### WORK TO BE COMPLETED:
Return each line of the listing that contains the string "указано".

───── ENTRIES PROVIDED

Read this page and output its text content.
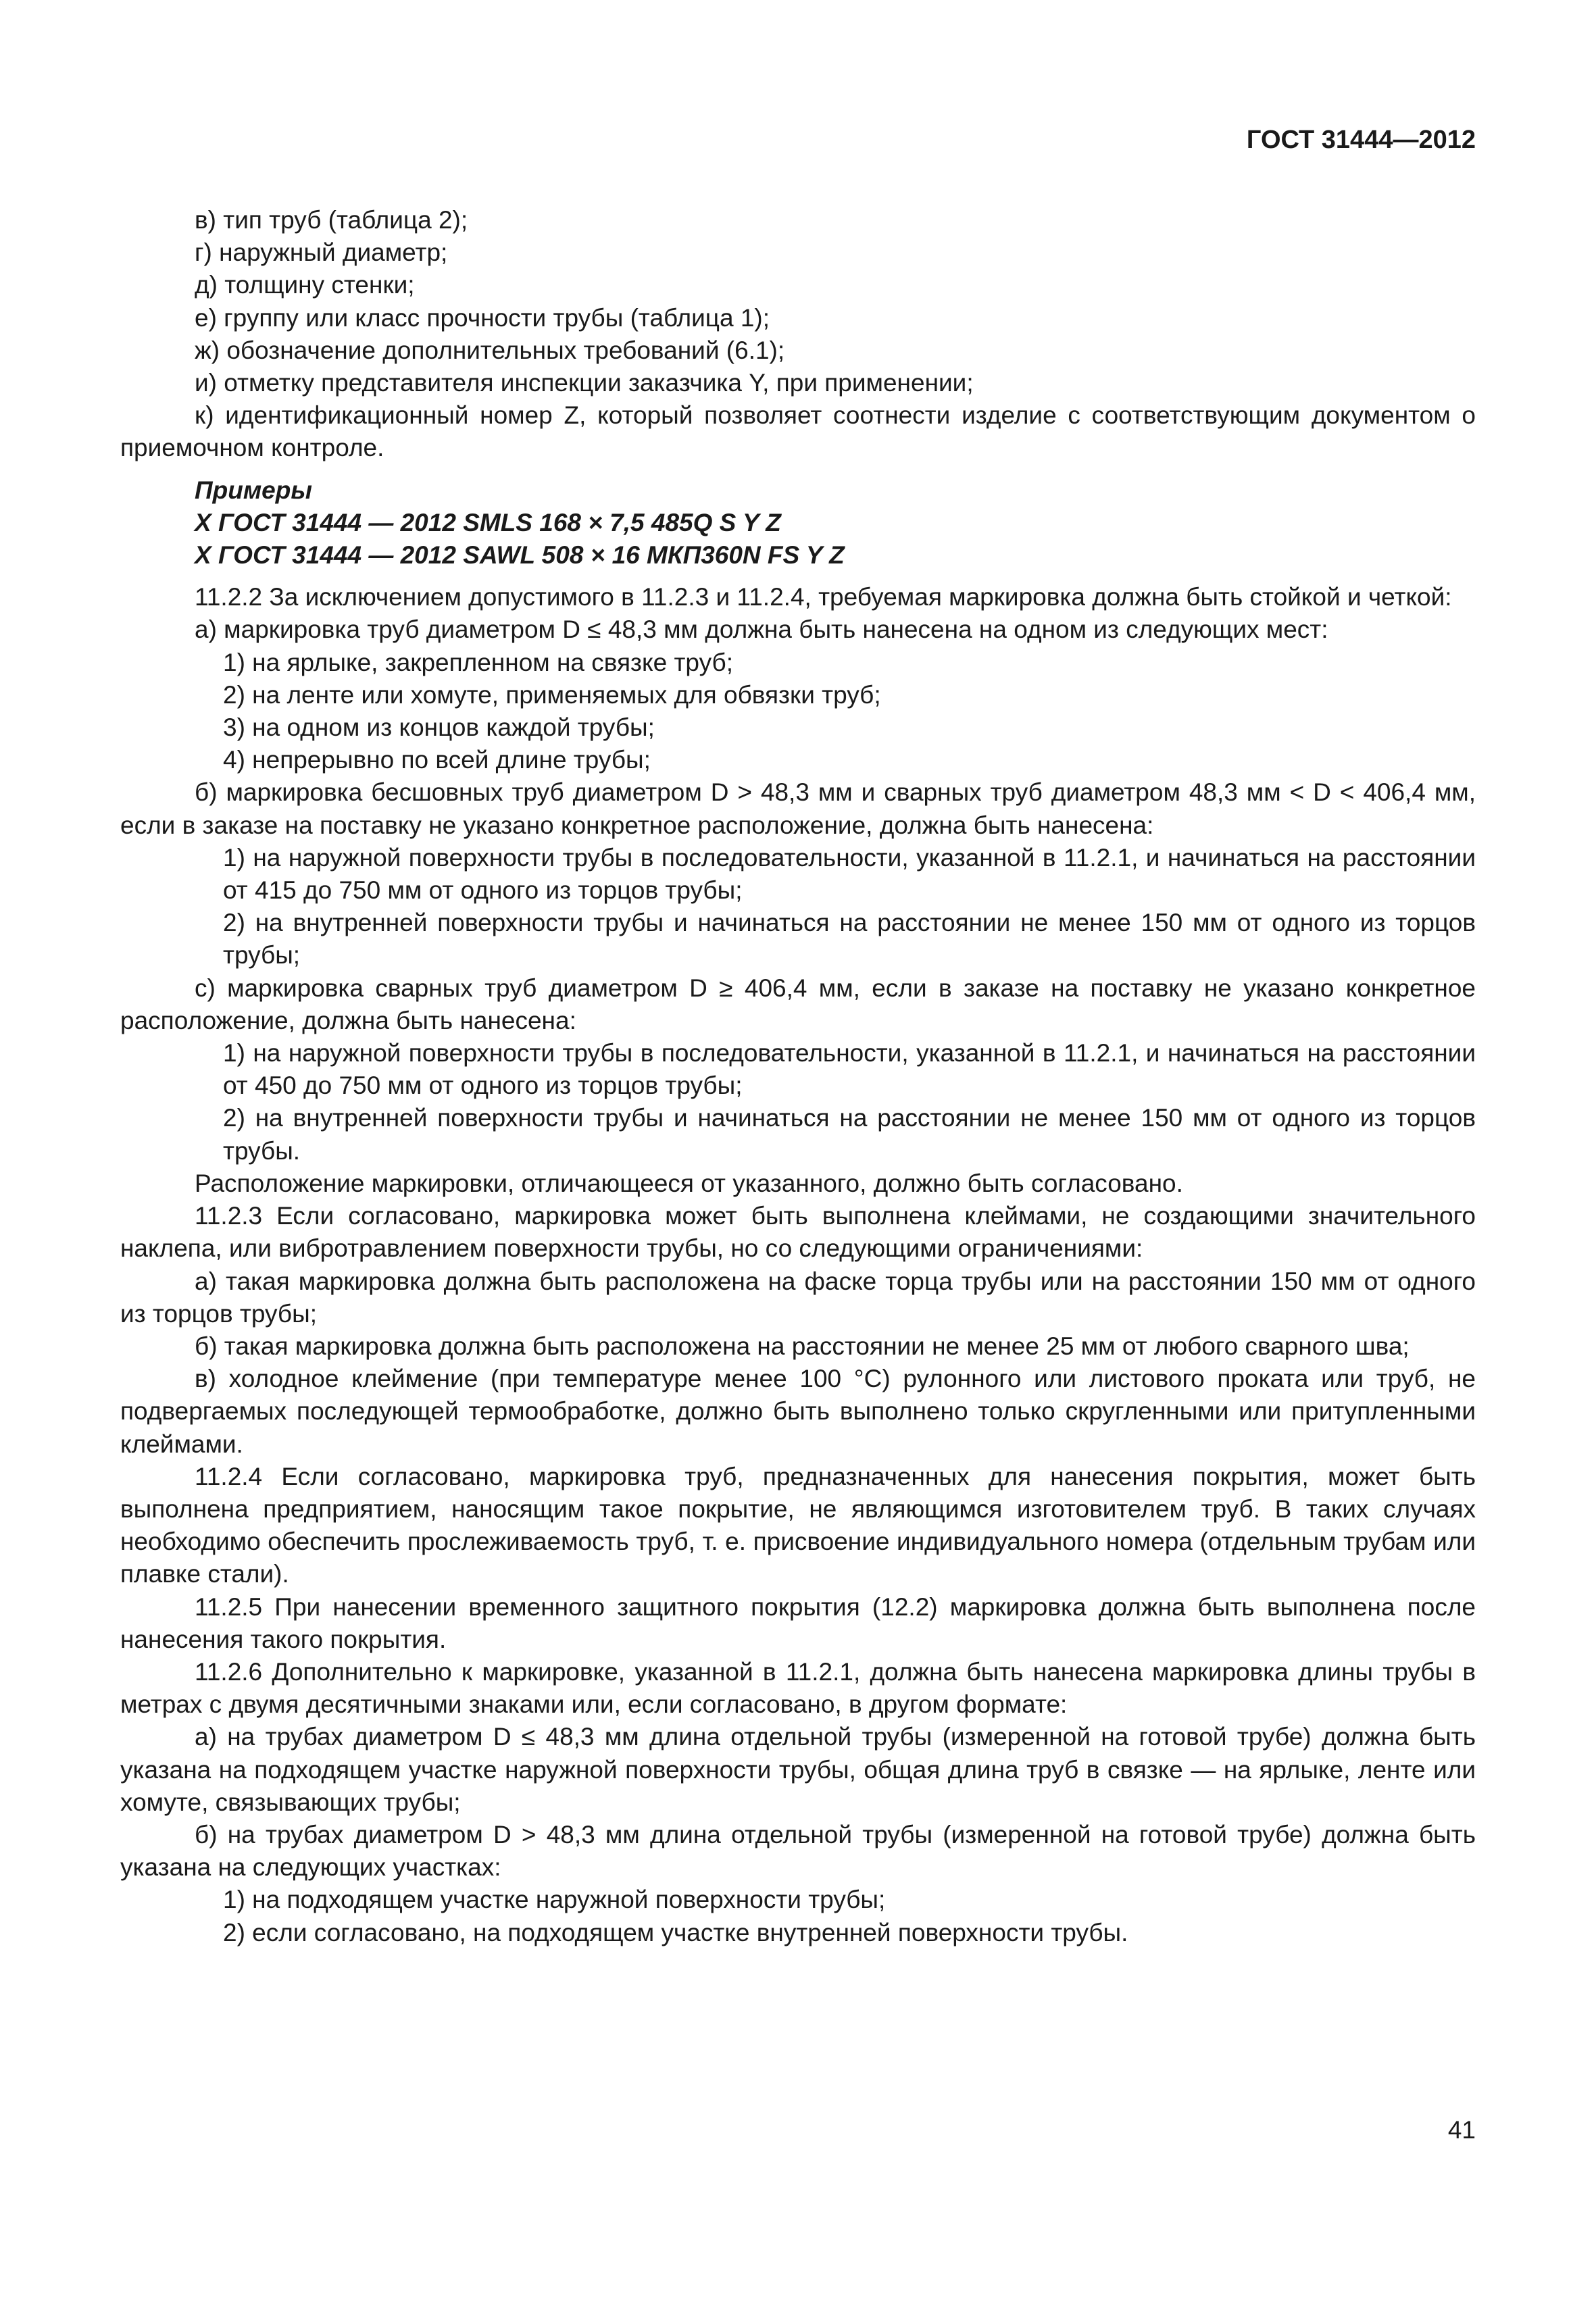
ГОСТ 31444—2012

в) тип труб (таблица 2);

г) наружный диаметр;

д) толщину стенки;

е) группу или класс прочности трубы (таблица 1);

ж) обозначение дополнительных требований (6.1);

и) отметку представителя инспекции заказчика Y, при применении;

к) идентификационный номер Z, который позволяет соотнести изделие с соответствующим документом о приемочном контроле.

Примеры

Х ГОСТ 31444 — 2012 SMLS 168 × 7,5 485Q S Y Z

Х ГОСТ 31444 — 2012 SAWL 508 × 16 МКП360N FS Y Z

11.2.2 За исключением допустимого в 11.2.3 и 11.2.4, требуемая маркировка должна быть стойкой и четкой:

а) маркировка труб диаметром D ≤ 48,3 мм должна быть нанесена на одном из следующих мест:

1) на ярлыке, закрепленном на связке труб;

2) на ленте или хомуте, применяемых для обвязки труб;

3) на одном из концов каждой трубы;

4) непрерывно по всей длине трубы;

б) маркировка бесшовных труб диаметром D > 48,3 мм и сварных труб диаметром 48,3 мм < D < 406,4 мм, если в заказе на поставку не указано конкретное расположение, должна быть нанесена:

1) на наружной поверхности трубы в последовательности, указанной в 11.2.1, и начинаться на расстоянии от 415 до 750 мм от одного из торцов трубы;

2) на внутренней поверхности трубы и начинаться на расстоянии не менее 150 мм от одного из торцов трубы;

с) маркировка сварных труб диаметром D ≥ 406,4 мм, если в заказе на поставку не указано конкретное расположение, должна быть нанесена:

1) на наружной поверхности трубы в последовательности, указанной в 11.2.1, и начинаться на расстоянии от 450 до 750 мм от одного из торцов трубы;

2) на внутренней поверхности трубы и начинаться на расстоянии не менее 150 мм от одного из торцов трубы.

Расположение маркировки, отличающееся от указанного, должно быть согласовано.

11.2.3 Если согласовано, маркировка может быть выполнена клеймами, не создающими значительного наклепа, или вибротравлением поверхности трубы, но со следующими ограничениями:

а) такая маркировка должна быть расположена на фаске торца трубы или на расстоянии 150 мм от одного из торцов трубы;

б) такая маркировка должна быть расположена на расстоянии не менее 25 мм от любого сварного шва;

в) холодное клеймение (при температуре менее 100 °С) рулонного или листового проката или труб, не подвергаемых последующей термообработке, должно быть выполнено только скругленными или притупленными клеймами.

11.2.4 Если согласовано, маркировка труб, предназначенных для нанесения покрытия, может быть выполнена предприятием, наносящим такое покрытие, не являющимся изготовителем труб. В таких случаях необходимо обеспечить прослеживаемость труб, т. е. присвоение индивидуального номера (отдельным трубам или плавке стали).

11.2.5 При нанесении временного защитного покрытия (12.2) маркировка должна быть выполнена после нанесения такого покрытия.

11.2.6 Дополнительно к маркировке, указанной в 11.2.1, должна быть нанесена маркировка длины трубы в метрах с двумя десятичными знаками или, если согласовано, в другом формате:

а) на трубах диаметром D ≤ 48,3 мм длина отдельной трубы (измеренной на готовой трубе) должна быть указана на подходящем участке наружной поверхности трубы, общая длина труб в связке — на ярлыке, ленте или хомуте, связывающих трубы;

б) на трубах диаметром D > 48,3 мм длина отдельной трубы (измеренной на готовой трубе) должна быть указана на следующих участках:

1) на подходящем участке наружной поверхности трубы;

2) если согласовано, на подходящем участке внутренней поверхности трубы.

41
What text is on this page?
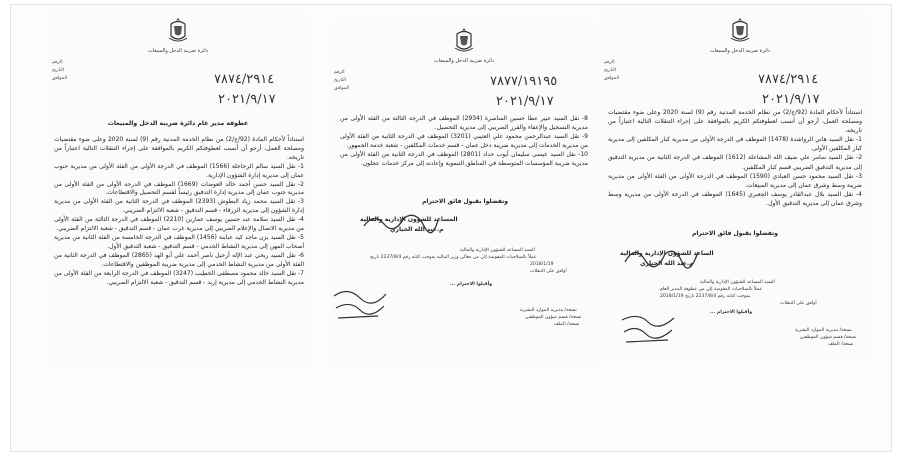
دائرة ضريبة الدخل والمبيعات
الرقم
التاريخ
الموافق	٧٨٧٤/٢٩١٤
٢٠٢١/٩/١٧

استناداً لأحكام المادة (92/ج/2) من نظام الخدمة المدنية رقم (9) لسنة 2020 وعلى ضوء مقتضيات ومصلحة العمل، أرجو أن أنسب لعطوفتكم الكريم بالموافقة على إجراء التنقلات التالية اعتباراً من تاريخه.

1- نقل السيد هاني الرواشدة (1478) الموظف في الدرجة الأولى من مديرية كبار المكلفين إلى مديرية كبار المكلفين الأولى.

2- نقل السيد سامر علي ضيف الله المشاعلة (1612) الموظف في الدرجة الثانية من مديرية التدقيق إلى مديرية التدقيق الضريبي قسم كبار المكلفين.

3- نقل السيد محمود حسن العبادي (1590) الموظف في الدرجة الأولى من الفئة الأولى من مديرية ضريبة وسط وشرق عمان إلى مديرية المبيعات.

4- نقل السيد بلال عبدالقادر يوسف الجعبري (1645) الموظف في الدرجة الأولى من مديرية وسط وشرق عمان إلى مديرية التدقيق الأول.

وتفضلوا بقبول فائق الاحترام
الساعد للشؤون الإدارية والمالية
م.عبد الله الحياري
السيد المساعد للشؤون الإدارية والمالية
عملاً بالصلاحيات المفوضة إلي من عطوفة المدير العام
بموجب كتابه رقم 2237/8/4 تاريخ 2018/1/19
أوافق على التنقلات
وأقبلوا الاحترام ...
نسخة/ مديرية الموارد البشرية
نسخة/ قسم شؤون الموظفين
نسخة/ الملف
دائرة ضريبة الدخل والمبيعات
الرقم
التاريخ
الموافق	٧٨٧٧/١٩١٩٥
٢٠٢١/٩/١٧

8- نقل السيد عبير عطا حسين المناصرة (2934) الموظف في الدرجة الثالثة من الفئة الأولى من مديرية التسجيل والإعفاء والفرز الضريبي إلى مديرية التحصيل.

9- نقل السيد عبدالرحمن محمود علي العتيبي (3201) الموظف في الدرجة الثانية من الفئة الأولى من مديرية الخدمات إلى مديرية ضريبة دخل عمان - قسم خدمات المكلفين - شعبة خدمة الجمهور.

10- نقل السيد عيسى سليمان أيوب حداد (2801) الموظف في الدرجة الثانية من الفئة الأولى من مديرية ضريبة المؤسسات المتوسطة في المناطق التنموية وإعادته إلى مركز خدمات عجلون.

وتفضلوا بقبول فائق الاحترام
المساعد للشؤون الإدارية والمالية
م.عبد الله الحياري
السيد المساعد للشؤون الإدارية والمالية
عملاً بالصلاحيات المفوضة إلي من معالي وزير المالية بموجب كتابه رقم 2237/8/4 تاريخ
2018/1/19
أوافق على التنقلات
وأقبلوا الاحترام ...
نسخة/ مديرية الموارد البشرية
نسخة/ قسم شؤون الموظفين
نسخة/ الملف
دائرة ضريبة الدخل والمبيعات
الرقم
التاريخ
الموافق	٧٨٧٤/٢٩١٤
٢٠٢١/٩/١٧
عطوفة مدير عام دائرة ضريبة الدخل والمبيعات

استناداً لأحكام المادة (92/ج/2) من نظام الخدمة المدنية رقم (9) لسنة 2020 وعلى ضوء مقتضيات ومصلحة العمل، أرجو أن أنسب لعطوفتكم الكريم بالموافقة على إجراء التنقلات التالية اعتباراً من تاريخه.

1- نقل السيد سالم الرحاحلة (1566) الموظف في الدرجة الأولى من الفئة الأولى من مديرية جنوب عمان إلى مديرية إدارة الشؤون الإدارية.

2- نقل السيد حسن أحمد خالد العوضات (1669) الموظف في الدرجة الأولى من الفئة الأولى من مديرية جنوب عمان إلى مديرية إدارة التدقيق رئيساً لقسم التحصيل والاقتطاعات.

3- نقل السيد محمد زياد البطوش (2393) الموظف في الدرجة الثانية من الفئة الأولى من مديرية إدارة الشؤون إلى مديرية الزرقاء - قسم التدقيق - شعبة الالتزام الضريبي.

4- نقل السيد سلامة عبد حسين يوسف عمارين (2210) الموظف في الدرجة الثالثة من الفئة الأولى من مديرية الاتصال والإعلام الضريبي إلى مديرية غرب عمان - قسم التدقيق - شعبة الالتزام الضريبي.

5- نقل السيد يزن ماجد كيد عبابنة (1456) الموظف في الدرجة الخامسة من الفئة الثانية من مديرية أصحاب المهن إلى مديرية النشاط الخدمي - قسم التدقيق - شعبة التدقيق الأول.

6- نقل السيد ربحي عبد الإله أرحيل ناصر أحمد علي أبو الهد (2865) الموظف في الدرجة الثانية من الفئة الأولى من مديرية النشاط الخدمي إلى مديرية ضريبة الموظفين والاقتطاعات.

7- نقل السيد خالد محمود مصطفى الخطيب (3247) الموظف في الدرجة الرابعة من الفئة الأولى من مديرية النشاط الخدمي إلى مديرية إربد - قسم التدقيق - شعبة الالتزام الضريبي.
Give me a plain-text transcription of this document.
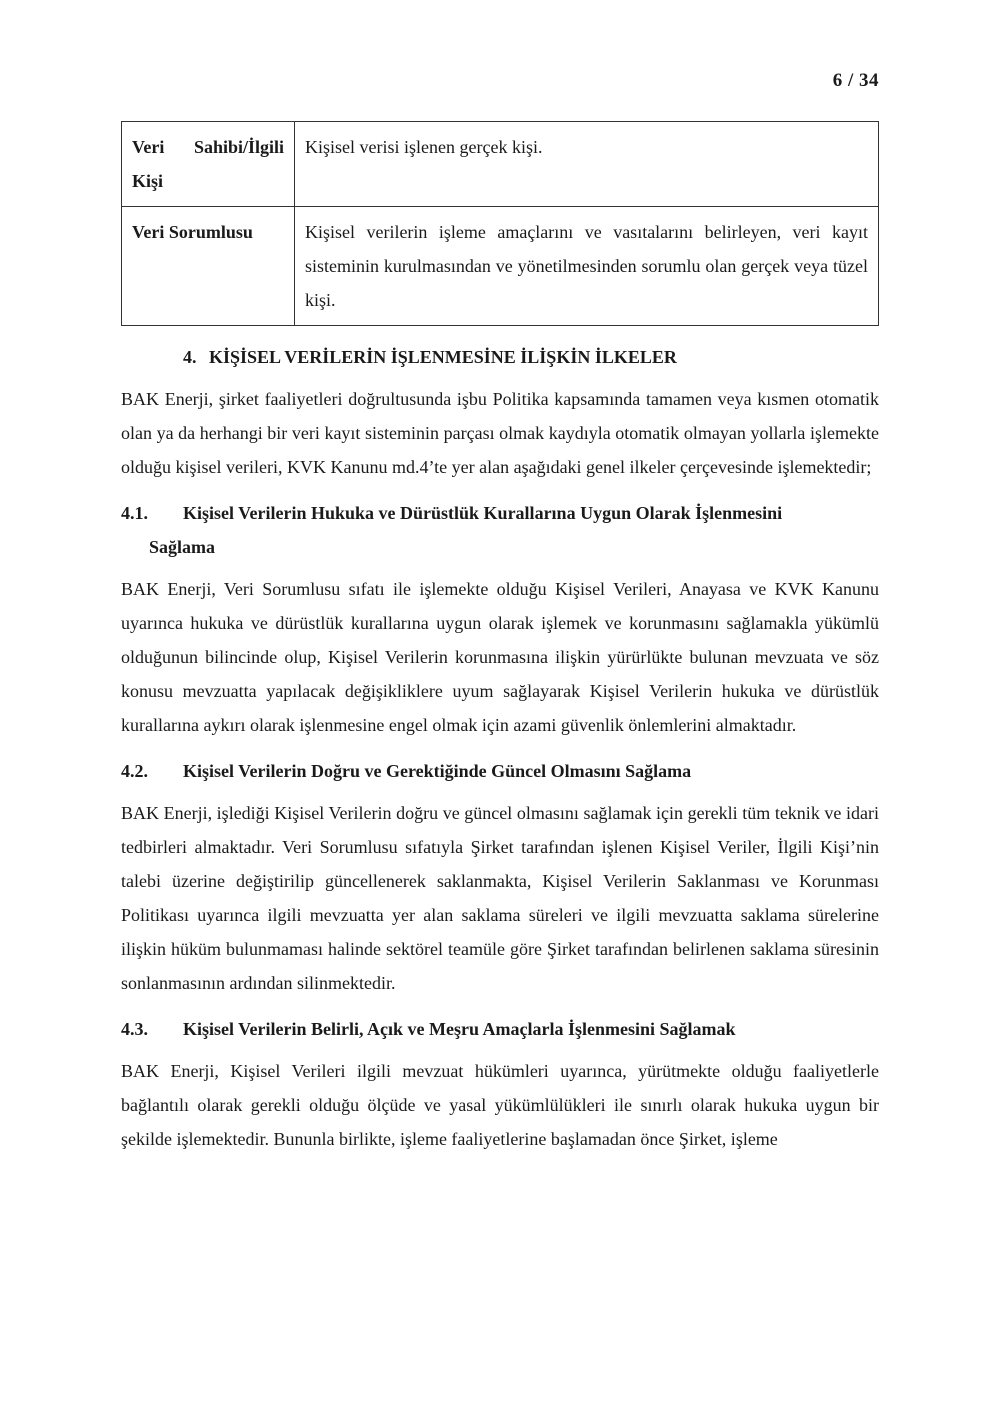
6 / 34
Veri Sahibi/İlgili Kişi	Kişisel verisi işlenen gerçek kişi.
Veri Sorumlusu	Kişisel verilerin işleme amaçlarını ve vasıtalarını belirleyen, veri kayıt sisteminin kurulmasından ve yönetilmesinden sorumlu olan gerçek veya tüzel kişi.
4. KİŞİSEL VERİLERİN İŞLENMESİNE İLİŞKİN İLKELER

BAK Enerji, şirket faaliyetleri doğrultusunda işbu Politika kapsamında tamamen veya kısmen otomatik olan ya da herhangi bir veri kayıt sisteminin parçası olmak kaydıyla otomatik olmayan yollarla işlemekte olduğu kişisel verileri, KVK Kanunu md.4’te yer alan aşağıdaki genel ilkeler çerçevesinde işlemektedir;

4.1.	Kişisel Verilerin Hukuka ve Dürüstlük Kurallarına Uygun Olarak İşlenmesini
Sağlama

BAK Enerji, Veri Sorumlusu sıfatı ile işlemekte olduğu Kişisel Verileri, Anayasa ve KVK Kanunu uyarınca hukuka ve dürüstlük kurallarına uygun olarak işlemek ve korunmasını sağlamakla yükümlü olduğunun bilincinde olup, Kişisel Verilerin korunmasına ilişkin yürürlükte bulunan mevzuata ve söz konusu mevzuatta yapılacak değişikliklere uyum sağlayarak Kişisel Verilerin hukuka ve dürüstlük kurallarına aykırı olarak işlenmesine engel olmak için azami güvenlik önlemlerini almaktadır.

4.2.	Kişisel Verilerin Doğru ve Gerektiğinde Güncel Olmasını Sağlama

BAK Enerji, işlediği Kişisel Verilerin doğru ve güncel olmasını sağlamak için gerekli tüm teknik ve idari tedbirleri almaktadır. Veri Sorumlusu sıfatıyla Şirket tarafından işlenen Kişisel Veriler, İlgili Kişi’nin talebi üzerine değiştirilip güncellenerek saklanmakta, Kişisel Verilerin Saklanması ve Korunması Politikası uyarınca ilgili mevzuatta yer alan saklama süreleri ve ilgili mevzuatta saklama sürelerine ilişkin hüküm bulunmaması halinde sektörel teamüle göre Şirket tarafından belirlenen saklama süresinin sonlanmasının ardından silinmektedir.

4.3.	Kişisel Verilerin Belirli, Açık ve Meşru Amaçlarla İşlenmesini Sağlamak

BAK Enerji, Kişisel Verileri ilgili mevzuat hükümleri uyarınca, yürütmekte olduğu faaliyetlerle bağlantılı olarak gerekli olduğu ölçüde ve yasal yükümlülükleri ile sınırlı olarak hukuka uygun bir şekilde işlemektedir. Bununla birlikte, işleme faaliyetlerine başlamadan önce Şirket, işleme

──────────

### FINAL RESULT:
б) маркировка бесшовных труб диаметром D > 48,3 мм и сварных труб диаметром 48,3 мм < D < 406,4 мм, если в заказе на поставку не указано конкретное расположение, должна быть нанесена:
с) маркировка сварных труб диаметром D ≥ 406,4 мм, если в заказе на поставку не указано конкретное расположение, должна быть нанесена:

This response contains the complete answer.